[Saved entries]
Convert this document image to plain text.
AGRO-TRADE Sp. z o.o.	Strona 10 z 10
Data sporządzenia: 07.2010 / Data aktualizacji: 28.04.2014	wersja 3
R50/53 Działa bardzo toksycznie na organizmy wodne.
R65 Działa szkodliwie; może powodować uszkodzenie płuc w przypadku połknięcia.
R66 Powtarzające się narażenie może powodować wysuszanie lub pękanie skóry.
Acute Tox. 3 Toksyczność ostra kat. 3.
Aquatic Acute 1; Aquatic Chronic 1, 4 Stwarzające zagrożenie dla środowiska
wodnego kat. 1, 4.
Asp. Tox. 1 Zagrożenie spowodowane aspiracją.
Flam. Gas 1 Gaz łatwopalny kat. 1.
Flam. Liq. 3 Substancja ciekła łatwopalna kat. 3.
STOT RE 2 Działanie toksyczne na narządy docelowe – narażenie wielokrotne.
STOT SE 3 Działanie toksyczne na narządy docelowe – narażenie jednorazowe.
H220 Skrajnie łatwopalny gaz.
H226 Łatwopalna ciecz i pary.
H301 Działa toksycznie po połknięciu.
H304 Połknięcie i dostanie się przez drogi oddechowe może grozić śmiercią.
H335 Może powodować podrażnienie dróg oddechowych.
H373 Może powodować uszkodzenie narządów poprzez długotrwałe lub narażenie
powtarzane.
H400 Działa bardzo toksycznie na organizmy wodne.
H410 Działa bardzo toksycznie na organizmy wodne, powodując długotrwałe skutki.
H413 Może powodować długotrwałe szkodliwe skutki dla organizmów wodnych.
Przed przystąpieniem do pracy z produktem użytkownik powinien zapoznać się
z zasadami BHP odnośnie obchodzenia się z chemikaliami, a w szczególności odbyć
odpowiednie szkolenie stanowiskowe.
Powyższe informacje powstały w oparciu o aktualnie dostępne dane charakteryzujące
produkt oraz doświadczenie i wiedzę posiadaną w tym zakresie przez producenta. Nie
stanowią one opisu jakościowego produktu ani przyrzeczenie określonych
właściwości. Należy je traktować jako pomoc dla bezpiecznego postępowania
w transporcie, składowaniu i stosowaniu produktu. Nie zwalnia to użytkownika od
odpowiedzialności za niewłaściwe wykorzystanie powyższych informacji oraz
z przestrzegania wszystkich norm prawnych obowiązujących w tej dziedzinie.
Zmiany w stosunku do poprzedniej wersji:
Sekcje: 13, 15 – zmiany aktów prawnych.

Set exercise:
Restate each entry exactly, skipping none.

Result for this task:
Convert this document image to plain text.
AGRO-TRADE Sp. z o.o.	Strona 10 z 10
Data sporządzenia: 07.2010 / Data aktualizacji: 28.04.2014	wersja 3
R50/53 Działa bardzo toksycznie na organizmy wodne.
R65 Działa szkodliwie; może powodować uszkodzenie płuc w przypadku połknięcia.
R66 Powtarzające się narażenie może powodować wysuszanie lub pękanie skóry.
Acute Tox. 3 Toksyczność ostra kat. 3.
Aquatic Acute 1; Aquatic Chronic 1, 4 Stwarzające zagrożenie dla środowiska
wodnego kat. 1, 4.
Asp. Tox. 1 Zagrożenie spowodowane aspiracją.
Flam. Gas 1 Gaz łatwopalny kat. 1.
Flam. Liq. 3 Substancja ciekła łatwopalna kat. 3.
STOT RE 2 Działanie toksyczne na narządy docelowe – narażenie wielokrotne.
STOT SE 3 Działanie toksyczne na narządy docelowe – narażenie jednorazowe.
H220 Skrajnie łatwopalny gaz.
H226 Łatwopalna ciecz i pary.
H301 Działa toksycznie po połknięciu.
H304 Połknięcie i dostanie się przez drogi oddechowe może grozić śmiercią.
H335 Może powodować podrażnienie dróg oddechowych.
H373 Może powodować uszkodzenie narządów poprzez długotrwałe lub narażenie
powtarzane.
H400 Działa bardzo toksycznie na organizmy wodne.
H410 Działa bardzo toksycznie na organizmy wodne, powodując długotrwałe skutki.
H413 Może powodować długotrwałe szkodliwe skutki dla organizmów wodnych.
Przed przystąpieniem do pracy z produktem użytkownik powinien zapoznać się
z zasadami BHP odnośnie obchodzenia się z chemikaliami, a w szczególności odbyć
odpowiednie szkolenie stanowiskowe.
Powyższe informacje powstały w oparciu o aktualnie dostępne dane charakteryzujące
produkt oraz doświadczenie i wiedzę posiadaną w tym zakresie przez producenta. Nie
stanowią one opisu jakościowego produktu ani przyrzeczenie określonych
właściwości. Należy je traktować jako pomoc dla bezpiecznego postępowania
w transporcie, składowaniu i stosowaniu produktu. Nie zwalnia to użytkownika od
odpowiedzialności za niewłaściwe wykorzystanie powyższych informacji oraz
z przestrzegania wszystkich norm prawnych obowiązujących w tej dziedzinie.
Zmiany w stosunku do poprzedniej wersji:
Sekcje: 13, 15 – zmiany aktów prawnych.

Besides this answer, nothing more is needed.